Thread::yield vs Thread::onSpinWait - java

Well the title basically says it all, with the small addition that I would really like to know when to use them. And it might be simple enough - I've read the documentation for them both, still can't tell the difference much.
There are answers like this here that basically say:
Yielding also was useful for busy waiting...
I can't agree much with them for the simple reason that ForkJoinPool uses Thread::yield internally and that is a pretty recent addition in the jdk world.
The thing that really bothers me is usages like this in jdk too (StampledLock::tryDecReaderOverflow):
else if ((LockSupport.nextSecondarySeed() & OVERFLOW_YIELD_RATE) == 0)
Thread.yield();
else
Thread.onSpinWait();
return 0L;
So it seems there are cases when one would be preferred over the other. And no, I don't have an actual example where I might need this - the only one I actually used was Thread::onSpinWait because 1) I happened to busy wait 2) the name is pretty much self explanatory that I should have used it in the busy spin.

When blocking a thread, there are a few strategies to choose from: spin, wait() / notify(), or a combination of both. Pure spinning on a variable is a very low latency strategy but it can starve other threads that are contending for CPU time. On the other hand, wait() / notify() will free up the CPU for other threads but can cost thousands of CPU cycles in latency when descheduling/scheduling threads.
So how can we avoid pure spinning as well as the overhead associated with descheduling and scheduling the blocked thread?
Thread.yield() is a hint to the thread scheduler to give up its time slice if another thread with equal or higher priority is ready. This avoids pure spinning but doesn't avoid the overhead of rescheduling the thread.
The latest addition is Thread.onSpinWait() which inserts architecture-specific instructions to hint the processor that a thread is in a spin loop. On x86, this is probably the PAUSE instruction, on aarch64, this is the YIELD instruction.
What's the use of these instructions? In a pure spin loop, the processor will speculatively execute the loop over and over again, filling up the pipeline. When the variable the thread is spinning on finally changes, all that speculative work will be thrown out due to memory order violation. What a waste!
A hint to the processor could prevent the pipeline from speculatively executing the spin loop until prior memory instructions are committed. In the context of SMT (hyperthreading), this is useful as the pipeline will be freed up for other hardware threads.

Related

Running while loop infinitely without any code inside in java

Lets say I have written a infinite write loop but didn't have statement inside it? Will it create any issue like memory will be full etc or JVM will stop responding after sometime?

Data supplied:
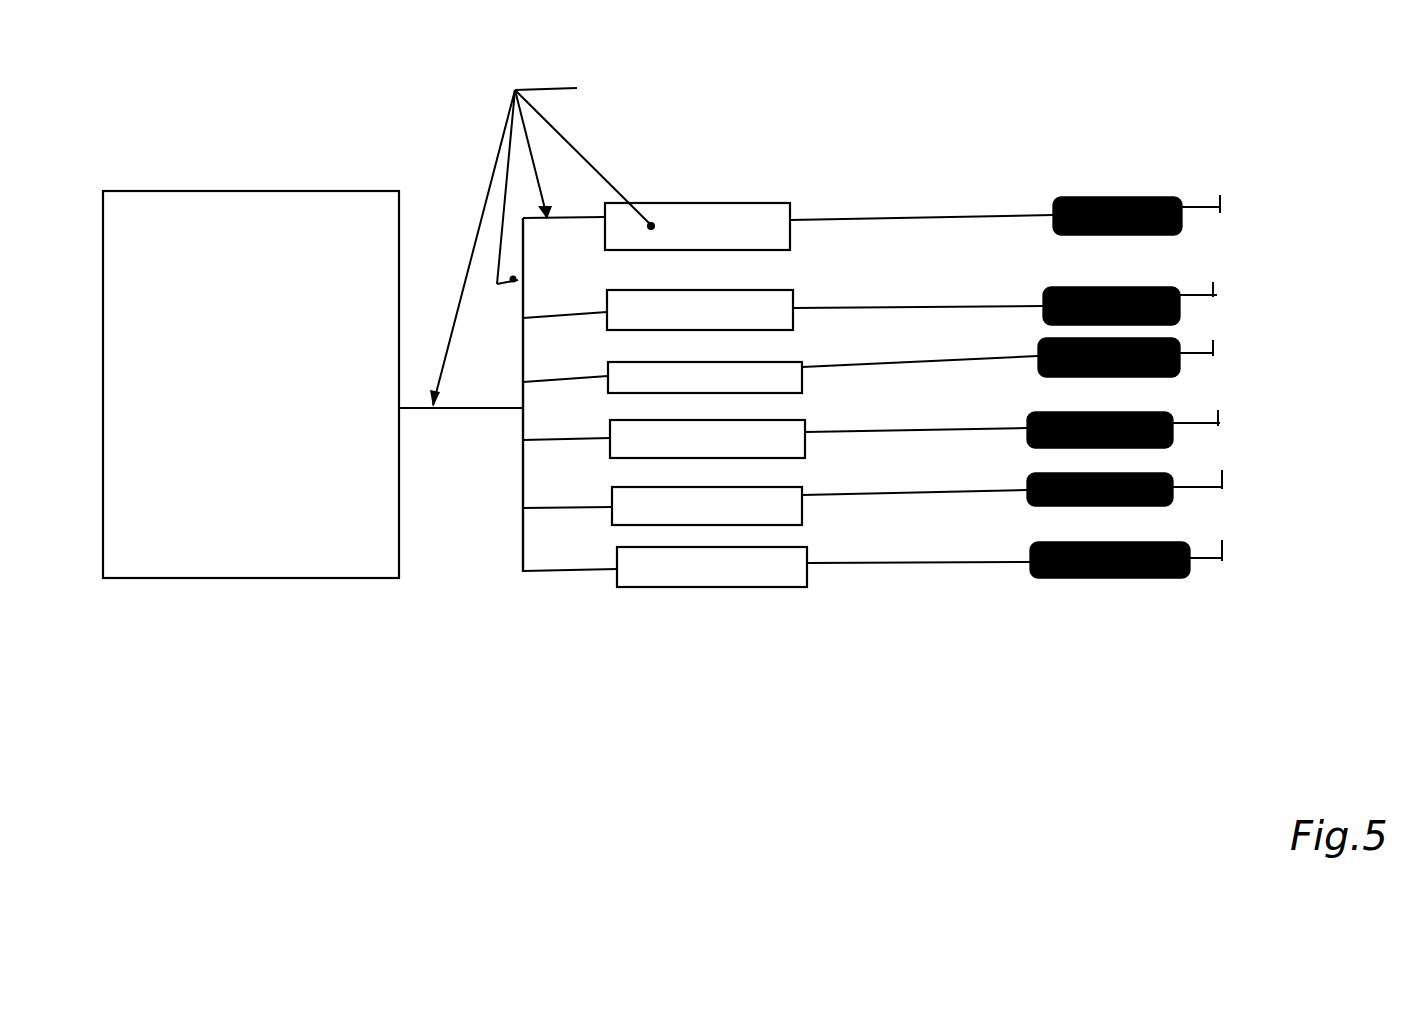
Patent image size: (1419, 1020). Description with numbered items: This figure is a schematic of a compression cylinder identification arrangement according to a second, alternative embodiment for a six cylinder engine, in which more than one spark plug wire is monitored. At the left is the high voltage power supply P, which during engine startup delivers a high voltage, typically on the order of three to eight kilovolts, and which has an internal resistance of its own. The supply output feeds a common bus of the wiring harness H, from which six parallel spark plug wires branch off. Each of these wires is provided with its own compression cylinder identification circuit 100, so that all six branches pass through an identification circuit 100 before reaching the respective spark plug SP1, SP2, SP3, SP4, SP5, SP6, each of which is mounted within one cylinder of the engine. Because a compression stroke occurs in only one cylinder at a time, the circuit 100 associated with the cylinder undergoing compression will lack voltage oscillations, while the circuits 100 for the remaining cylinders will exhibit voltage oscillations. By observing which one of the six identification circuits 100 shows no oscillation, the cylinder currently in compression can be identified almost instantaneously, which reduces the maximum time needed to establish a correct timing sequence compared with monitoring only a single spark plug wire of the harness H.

The high voltage power supply P is at (218, 600).
The wiring harness H is at (542, 226).
The compression cylinder identification circuit 100 is at (790, 205).
The spark plug SP1 is at (1205, 195).
The spark plug SP2 is at (1210, 278).
The spark plug SP3 is at (1212, 348).
The spark plug SP4 is at (1213, 410).
The spark plug SP5 is at (1213, 470).
The spark plug SP6 is at (1215, 533).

Stated goal A:
Answer each question from the forum thread on Thread.yield and Thread.onSpinWait, one line per answer, marked (i), (ii), (iii) to match.
(i) Which JDK component does the asker say uses Thread::yield internally?
(ii) What latency cost can wait() / notify() bring when threads are descheduled and scheduled?
(iii) Which instruction is Thread.onSpinWait() probably inserting on aarch64?
Stated goal B: Summarize the forum thread on Thread.yield and Thread.onSpinWait in two sentences.
Stated goal C: According to the forum thread on Thread.yield and Thread.onSpinWait, why is it worth hinting to the processor that a thread is in a spin loop? Answer in up to three sentences.

Task answer A:
(i) ForkJoinPool.
(ii) Thousands of CPU cycles.
(iii) The YIELD instruction.

Task answer B: The asker has read the documentation for Thread::yield and Thread::onSpinWait but still can't tell them apart, and notes that JDK code such as StampedLock chooses between them in the same spot. The reply explains that Thread.yield() hints the scheduler to give up the thread's time slice, which avoids pure spinning but not the cost of rescheduling, while Thread.onSpinWait() inserts architecture-specific instructions that tell the processor the thread is in a spin loop.

Task answer C: In a pure spin loop, the processor speculatively executes the loop over and over and fills the pipeline, and when the watched variable finally changes, all that speculative work is thrown out due to memory order violation. A hint can stop the pipeline from speculatively executing the loop until prior memory instructions are committed. With SMT (hyperthreading), this also frees the pipeline for other hardware threads.